== Supplied records

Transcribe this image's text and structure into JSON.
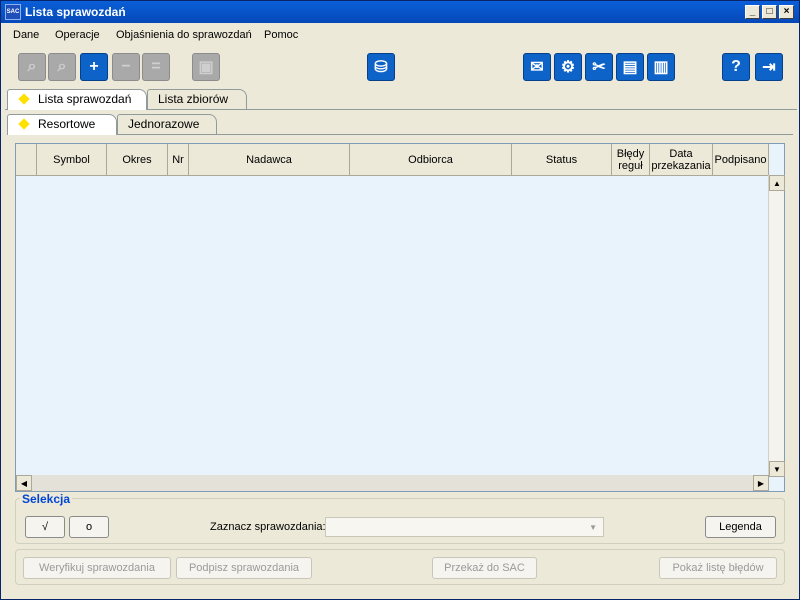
{
  "window": {
    "title": "Lista sprawozdań",
    "app_icon_text": "SAC"
  },
  "menu": [
    "Dane",
    "Operacje",
    "Objaśnienia do sprawozdań",
    "Pomoc"
  ],
  "toolbar": {
    "icons": [
      "zoom-out-icon",
      "search-icon",
      "add-icon",
      "remove-icon",
      "minus-icon",
      "save-icon",
      "database-search-icon",
      "mail-icon",
      "settings-icon",
      "tools-icon",
      "document-icon",
      "report-icon",
      "help-icon",
      "exit-icon"
    ]
  },
  "tabs_main": [
    {
      "label": "Lista sprawozdań",
      "selected": true
    },
    {
      "label": "Lista zbiorów",
      "selected": false
    }
  ],
  "tabs_sub": [
    {
      "label": "Resortowe",
      "selected": true
    },
    {
      "label": "Jednorazowe",
      "selected": false
    }
  ],
  "table": {
    "columns": [
      "",
      "Symbol",
      "Okres",
      "Nr",
      "Nadawca",
      "Odbiorca",
      "Status",
      "Błędy reguł",
      "Data przekazania",
      "Podpisano"
    ],
    "rows": []
  },
  "selection": {
    "title": "Selekcja",
    "check_label": "√",
    "uncheck_label": "o",
    "mark_label": "Zaznacz sprawozdania:",
    "mark_value": "",
    "legend_button": "Legenda"
  },
  "actions": {
    "verify": "Weryfikuj sprawozdania",
    "sign": "Podpisz sprawozdania",
    "transfer": "Przekaż do SAC",
    "show_errors": "Pokaż listę błędów"
  }
}
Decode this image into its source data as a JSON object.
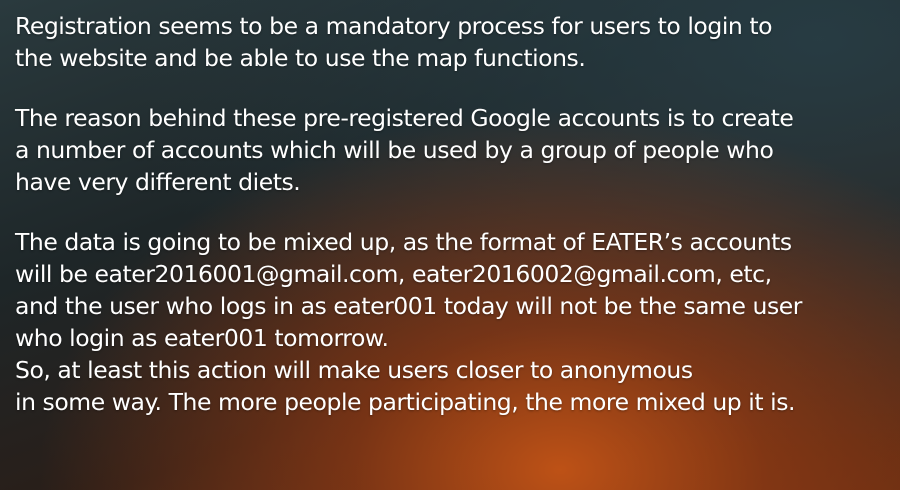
{
  "slide": {
    "paragraph_1": {
      "lines": [
        "Registration seems to be a mandatory process for users to login to",
        "the website and be able to use the map functions."
      ]
    },
    "paragraph_2": {
      "lines": [
        "The reason behind these pre-registered Google accounts is to create",
        "a number of accounts which will be used by a group of people who",
        "have very different diets."
      ]
    },
    "paragraph_3": {
      "lines": [
        "The data is going to be mixed up, as the format of EATER’s accounts",
        "will be eater2016001@gmail.com, eater2016002@gmail.com, etc,",
        "and the user who logs in as eater001 today will not be the same user",
        "who login as eater001 tomorrow.",
        "So, at least this action will make users closer to anonymous",
        "in some way. The more people participating, the more mixed up it is."
      ]
    }
  }
}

====

Only a number is wanted: how many lines of the data above contain "sprawozdań"?

3